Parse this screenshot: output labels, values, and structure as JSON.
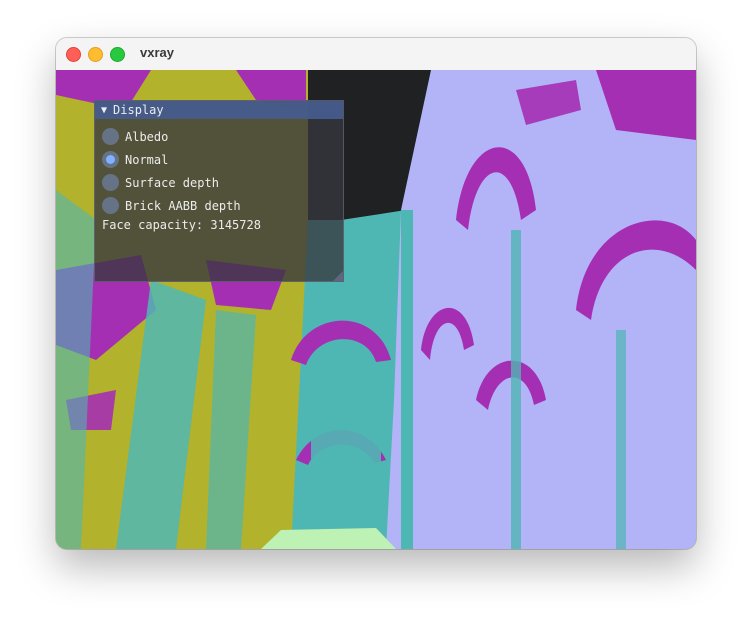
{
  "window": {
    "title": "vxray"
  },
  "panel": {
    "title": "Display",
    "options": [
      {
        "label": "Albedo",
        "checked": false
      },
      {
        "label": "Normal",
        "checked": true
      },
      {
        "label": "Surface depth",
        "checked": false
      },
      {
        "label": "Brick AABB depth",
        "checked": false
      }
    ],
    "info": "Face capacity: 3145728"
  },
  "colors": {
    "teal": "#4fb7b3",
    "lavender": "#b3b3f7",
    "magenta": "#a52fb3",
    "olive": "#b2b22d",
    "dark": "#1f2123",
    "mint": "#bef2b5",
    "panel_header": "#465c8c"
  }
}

=-=-=

OBJECTIVE:
Leave out the pictures, and give all the records again exactly.

CORRECT ANSWER:
Parse this screenshot: output labels, values, and structure as JSON.
{
  "window": {
    "title": "vxray"
  },
  "panel": {
    "title": "Display",
    "options": [
      {
        "label": "Albedo",
        "checked": false
      },
      {
        "label": "Normal",
        "checked": true
      },
      {
        "label": "Surface depth",
        "checked": false
      },
      {
        "label": "Brick AABB depth",
        "checked": false
      }
    ],
    "info": "Face capacity: 3145728"
  },
  "colors": {
    "teal": "#4fb7b3",
    "lavender": "#b3b3f7",
    "magenta": "#a52fb3",
    "olive": "#b2b22d",
    "dark": "#1f2123",
    "mint": "#bef2b5",
    "panel_header": "#465c8c"
  }
}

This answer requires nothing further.